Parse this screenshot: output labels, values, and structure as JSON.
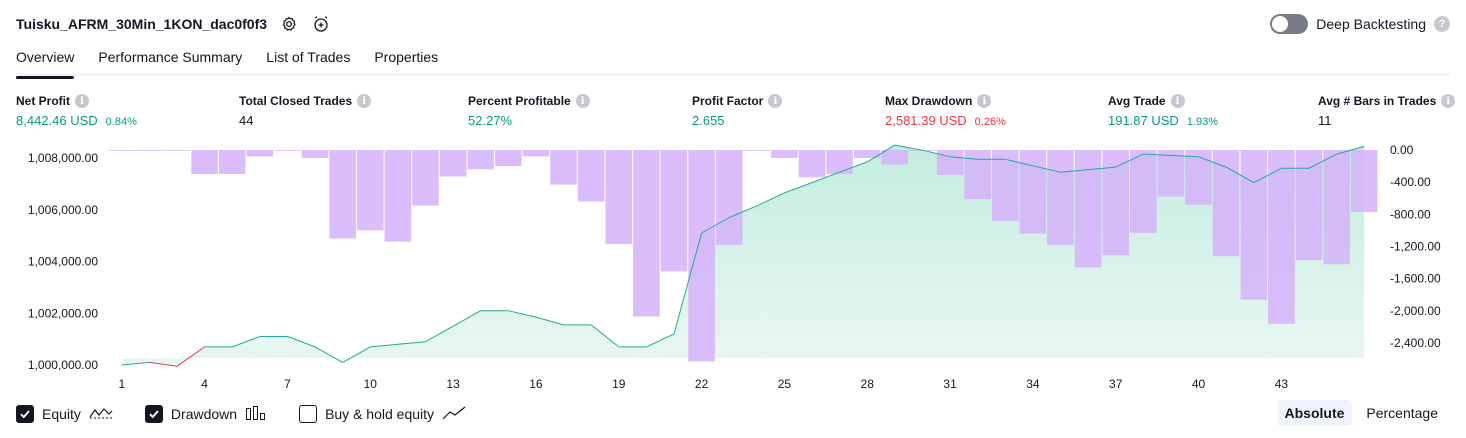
{
  "header": {
    "title": "Tuisku_AFRM_30Min_1KON_dac0f0f3",
    "settings_icon": "gear-icon",
    "alert_icon": "alarm-clock-plus-icon"
  },
  "deep_backtesting": {
    "label": "Deep Backtesting",
    "enabled": false,
    "help": "?"
  },
  "tabs": [
    {
      "label": "Overview",
      "active": true
    },
    {
      "label": "Performance Summary",
      "active": false
    },
    {
      "label": "List of Trades",
      "active": false
    },
    {
      "label": "Properties",
      "active": false
    }
  ],
  "metrics": {
    "net_profit": {
      "label": "Net Profit",
      "value": "8,442.46 USD",
      "sub": "0.84%"
    },
    "total_closed_trades": {
      "label": "Total Closed Trades",
      "value": "44"
    },
    "percent_profitable": {
      "label": "Percent Profitable",
      "value": "52.27%"
    },
    "profit_factor": {
      "label": "Profit Factor",
      "value": "2.655"
    },
    "max_drawdown": {
      "label": "Max Drawdown",
      "value": "2,581.39 USD",
      "sub": "0.26%"
    },
    "avg_trade": {
      "label": "Avg Trade",
      "value": "191.87 USD",
      "sub": "1.93%"
    },
    "avg_bars": {
      "label": "Avg # Bars in Trades",
      "value": "11"
    }
  },
  "colors": {
    "equity_line": "#22ab94",
    "equity_fill_top": "#c4ecdf",
    "equity_fill_bottom": "#eaf7f2",
    "drawdown_bar": "#d5b2fa",
    "equity_loss": "#f23645",
    "positive": "#089981",
    "negative": "#f23645"
  },
  "chart_data": {
    "type": "bar+area",
    "x": [
      1,
      2,
      3,
      4,
      5,
      6,
      7,
      8,
      9,
      10,
      11,
      12,
      13,
      14,
      15,
      16,
      17,
      18,
      19,
      20,
      21,
      22,
      23,
      24,
      25,
      26,
      27,
      28,
      29,
      30,
      31,
      32,
      33,
      34,
      35,
      36,
      37,
      38,
      39,
      40,
      41,
      42,
      43,
      44,
      45,
      46
    ],
    "x_tick_labels": [
      "1",
      "4",
      "7",
      "10",
      "13",
      "16",
      "19",
      "22",
      "25",
      "28",
      "31",
      "34",
      "37",
      "40",
      "43"
    ],
    "left_axis": {
      "ticks": [
        "1,000,000.00",
        "1,002,000.00",
        "1,004,000.00",
        "1,006,000.00",
        "1,008,000.00"
      ],
      "ylim": [
        999600,
        1008900
      ]
    },
    "right_axis": {
      "ticks": [
        "0.00",
        "-400.00",
        "-800.00",
        "-1,200.00",
        "-1,600.00",
        "-2,000.00",
        "-2,400.00"
      ],
      "ylim": [
        -2700,
        100
      ]
    },
    "series": [
      {
        "name": "Equity",
        "type": "area",
        "axis": "left",
        "values": [
          1000000,
          1000100,
          999950,
          1000700,
          1000700,
          1001100,
          1001100,
          1000700,
          1000100,
          1000700,
          1000800,
          1000900,
          1001500,
          1002100,
          1002100,
          1001850,
          1001550,
          1001550,
          1000700,
          1000700,
          1001200,
          1005100,
          1005700,
          1006150,
          1006650,
          1007050,
          1007450,
          1007850,
          1008500,
          1008300,
          1008050,
          1007950,
          1007950,
          1007700,
          1007450,
          1007550,
          1007650,
          1008150,
          1008100,
          1008050,
          1007650,
          1007050,
          1007600,
          1007600,
          1008150,
          1008450
        ]
      },
      {
        "name": "Drawdown",
        "type": "bar",
        "axis": "right",
        "values": [
          -10,
          -10,
          -10,
          -300,
          -300,
          -80,
          -10,
          -100,
          -1100,
          -1000,
          -1140,
          -690,
          -330,
          -240,
          -200,
          -80,
          -430,
          -640,
          -1170,
          -2070,
          -1510,
          -2630,
          -1180,
          -10,
          -100,
          -340,
          -300,
          -100,
          -180,
          0,
          -310,
          -610,
          -880,
          -1040,
          -1180,
          -1460,
          -1310,
          -1030,
          -580,
          -680,
          -1320,
          -1860,
          -2160,
          -1370,
          -1420,
          -770
        ]
      }
    ]
  },
  "legend": {
    "equity": {
      "label": "Equity",
      "checked": true,
      "icon": "equity-line-icon"
    },
    "drawdown": {
      "label": "Drawdown",
      "checked": true,
      "icon": "drawdown-bars-icon"
    },
    "buy_hold": {
      "label": "Buy & hold equity",
      "checked": false,
      "icon": "buy-hold-line-icon"
    }
  },
  "view_mode": {
    "absolute": "Absolute",
    "percentage": "Percentage",
    "selected": "Absolute"
  }
}
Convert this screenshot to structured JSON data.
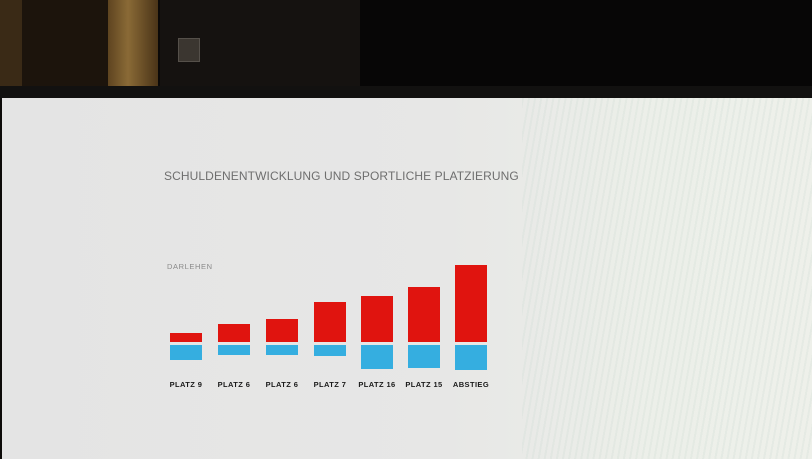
{
  "chart_data": {
    "type": "bar",
    "title": "SCHULDENENTWICKLUNG UND SPORTLICHE PLATZIERUNG",
    "series_label": "DARLEHEN",
    "categories": [
      "PLATZ 9",
      "PLATZ 6",
      "PLATZ 6",
      "PLATZ 7",
      "PLATZ 16",
      "PLATZ 15",
      "ABSTIEG"
    ],
    "series": [
      {
        "values": [
          9,
          18,
          23,
          40,
          46,
          55,
          77
        ]
      },
      {
        "values": [
          15,
          10,
          10,
          11,
          24,
          23,
          25
        ]
      }
    ],
    "colors": {
      "upper": "#e0140f",
      "lower": "#35aee0"
    },
    "grid": false
  }
}
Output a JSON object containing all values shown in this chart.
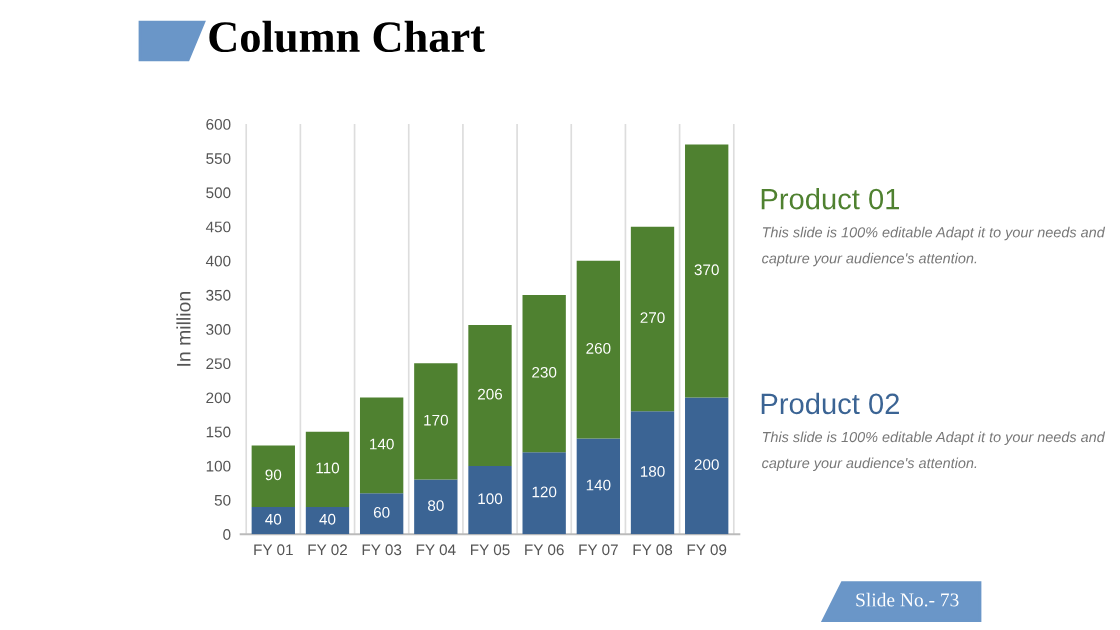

◆ ◆ ◆ ◆

Each line that holds the word "title" is to be copied.

    "title": "Tuisku_AFRM_30Min_1KON_dac0f0f3",
    "title": "SCHULDENENTWICKLUNG UND SPORTLICHE PLATZIERUNG",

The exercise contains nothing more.